■ WHAT THE TASK REQUIRES
Set the data down again, exactly as it reads, but without the pictures.

■ Dataset records on visual material
+ + +
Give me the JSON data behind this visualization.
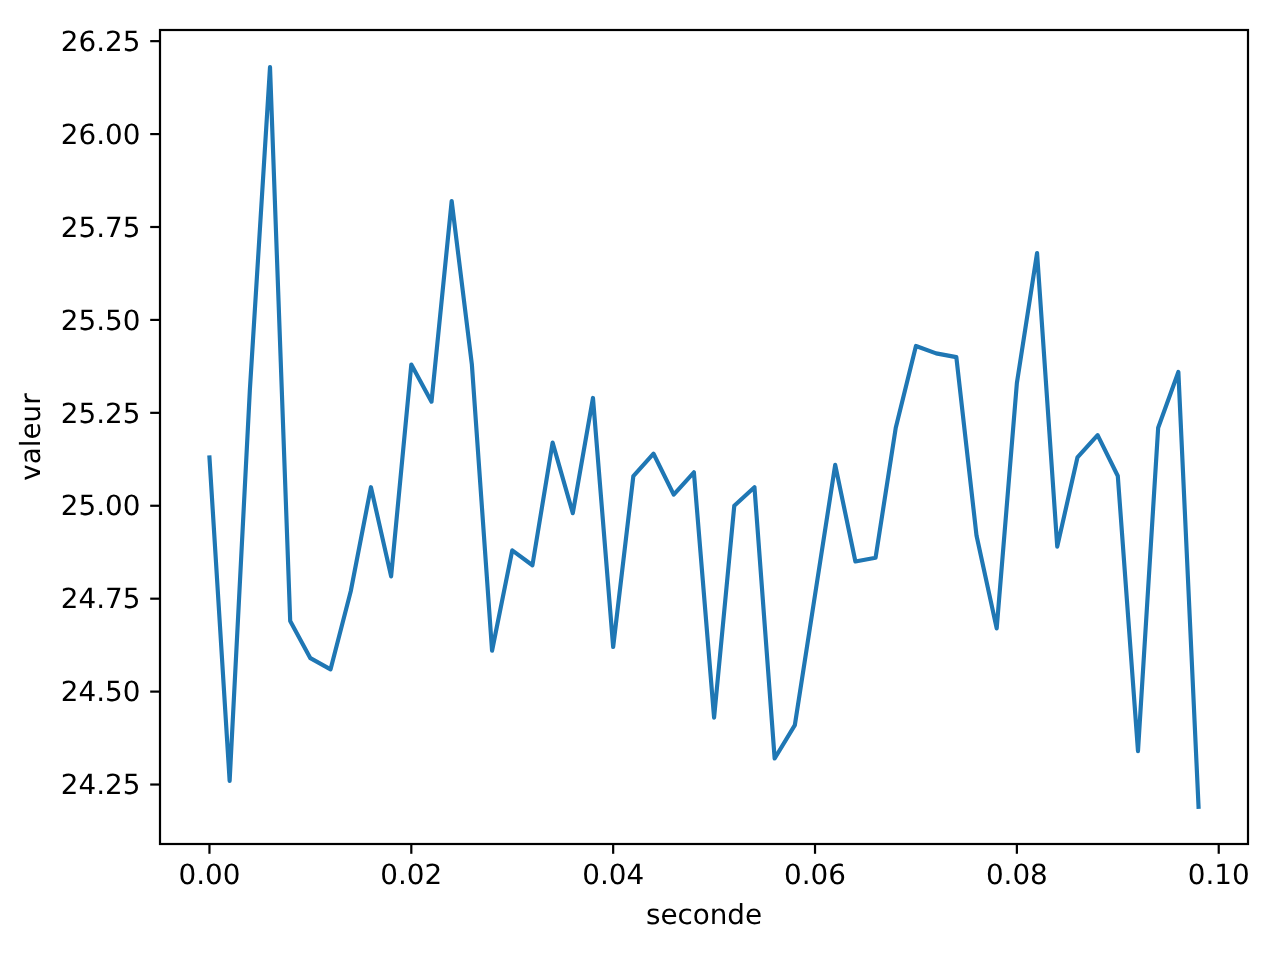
{
  "chart_data": {
    "type": "line",
    "xlabel": "seconde",
    "ylabel": "valeur",
    "x": [
      0,
      0.002,
      0.004,
      0.006,
      0.008,
      0.01,
      0.012,
      0.014,
      0.016,
      0.018,
      0.02,
      0.022,
      0.024,
      0.026,
      0.028,
      0.03,
      0.032,
      0.034,
      0.036,
      0.038,
      0.04,
      0.042,
      0.044,
      0.046,
      0.048,
      0.05,
      0.052,
      0.054,
      0.056,
      0.058,
      0.06,
      0.062,
      0.064,
      0.066,
      0.068,
      0.07,
      0.072,
      0.074,
      0.076,
      0.078,
      0.08,
      0.082,
      0.084,
      0.086,
      0.088,
      0.09,
      0.092,
      0.094,
      0.096,
      0.098
    ],
    "series": [
      {
        "color": "#1f77b4",
        "values": [
          25.13,
          24.26,
          25.31,
          26.18,
          24.69,
          24.59,
          24.56,
          24.77,
          25.05,
          24.81,
          25.38,
          25.28,
          25.82,
          25.38,
          24.61,
          24.88,
          24.84,
          25.17,
          24.98,
          25.29,
          24.62,
          25.08,
          25.14,
          25.03,
          25.09,
          24.43,
          25.0,
          25.05,
          24.32,
          24.41,
          24.76,
          25.11,
          24.85,
          24.86,
          25.21,
          25.43,
          25.41,
          25.4,
          24.92,
          24.67,
          25.33,
          25.68,
          24.89,
          25.13,
          25.19,
          25.08,
          24.34,
          25.21,
          25.36,
          24.19
        ]
      }
    ],
    "xlim": [
      -0.0049,
      0.1029
    ],
    "ylim": [
      24.09,
      26.28
    ],
    "xticks": [
      {
        "value": 0,
        "label": "0.00"
      },
      {
        "value": 0.02,
        "label": "0.02"
      },
      {
        "value": 0.04,
        "label": "0.04"
      },
      {
        "value": 0.06,
        "label": "0.06"
      },
      {
        "value": 0.08,
        "label": "0.08"
      },
      {
        "value": 0.1,
        "label": "0.10"
      }
    ],
    "yticks": [
      {
        "value": 24.25,
        "label": "24.25"
      },
      {
        "value": 24.5,
        "label": "24.50"
      },
      {
        "value": 24.75,
        "label": "24.75"
      },
      {
        "value": 25,
        "label": "25.00"
      },
      {
        "value": 25.25,
        "label": "25.25"
      },
      {
        "value": 25.5,
        "label": "25.50"
      },
      {
        "value": 25.75,
        "label": "25.75"
      },
      {
        "value": 26,
        "label": "26.00"
      },
      {
        "value": 26.25,
        "label": "26.25"
      }
    ],
    "marker": "none",
    "line_style": "solid"
  }
}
+ + +
■ SOLUTION
Give me the JSON data behind this visualization.
{
  "chart_data": {
    "type": "line",
    "xlabel": "seconde",
    "ylabel": "valeur",
    "x": [
      0,
      0.002,
      0.004,
      0.006,
      0.008,
      0.01,
      0.012,
      0.014,
      0.016,
      0.018,
      0.02,
      0.022,
      0.024,
      0.026,
      0.028,
      0.03,
      0.032,
      0.034,
      0.036,
      0.038,
      0.04,
      0.042,
      0.044,
      0.046,
      0.048,
      0.05,
      0.052,
      0.054,
      0.056,
      0.058,
      0.06,
      0.062,
      0.064,
      0.066,
      0.068,
      0.07,
      0.072,
      0.074,
      0.076,
      0.078,
      0.08,
      0.082,
      0.084,
      0.086,
      0.088,
      0.09,
      0.092,
      0.094,
      0.096,
      0.098
    ],
    "series": [
      {
        "color": "#1f77b4",
        "values": [
          25.13,
          24.26,
          25.31,
          26.18,
          24.69,
          24.59,
          24.56,
          24.77,
          25.05,
          24.81,
          25.38,
          25.28,
          25.82,
          25.38,
          24.61,
          24.88,
          24.84,
          25.17,
          24.98,
          25.29,
          24.62,
          25.08,
          25.14,
          25.03,
          25.09,
          24.43,
          25.0,
          25.05,
          24.32,
          24.41,
          24.76,
          25.11,
          24.85,
          24.86,
          25.21,
          25.43,
          25.41,
          25.4,
          24.92,
          24.67,
          25.33,
          25.68,
          24.89,
          25.13,
          25.19,
          25.08,
          24.34,
          25.21,
          25.36,
          24.19
        ]
      }
    ],
    "xlim": [
      -0.0049,
      0.1029
    ],
    "ylim": [
      24.09,
      26.28
    ],
    "xticks": [
      {
        "value": 0,
        "label": "0.00"
      },
      {
        "value": 0.02,
        "label": "0.02"
      },
      {
        "value": 0.04,
        "label": "0.04"
      },
      {
        "value": 0.06,
        "label": "0.06"
      },
      {
        "value": 0.08,
        "label": "0.08"
      },
      {
        "value": 0.1,
        "label": "0.10"
      }
    ],
    "yticks": [
      {
        "value": 24.25,
        "label": "24.25"
      },
      {
        "value": 24.5,
        "label": "24.50"
      },
      {
        "value": 24.75,
        "label": "24.75"
      },
      {
        "value": 25,
        "label": "25.00"
      },
      {
        "value": 25.25,
        "label": "25.25"
      },
      {
        "value": 25.5,
        "label": "25.50"
      },
      {
        "value": 25.75,
        "label": "25.75"
      },
      {
        "value": 26,
        "label": "26.00"
      },
      {
        "value": 26.25,
        "label": "26.25"
      }
    ],
    "marker": "none",
    "line_style": "solid"
  }
}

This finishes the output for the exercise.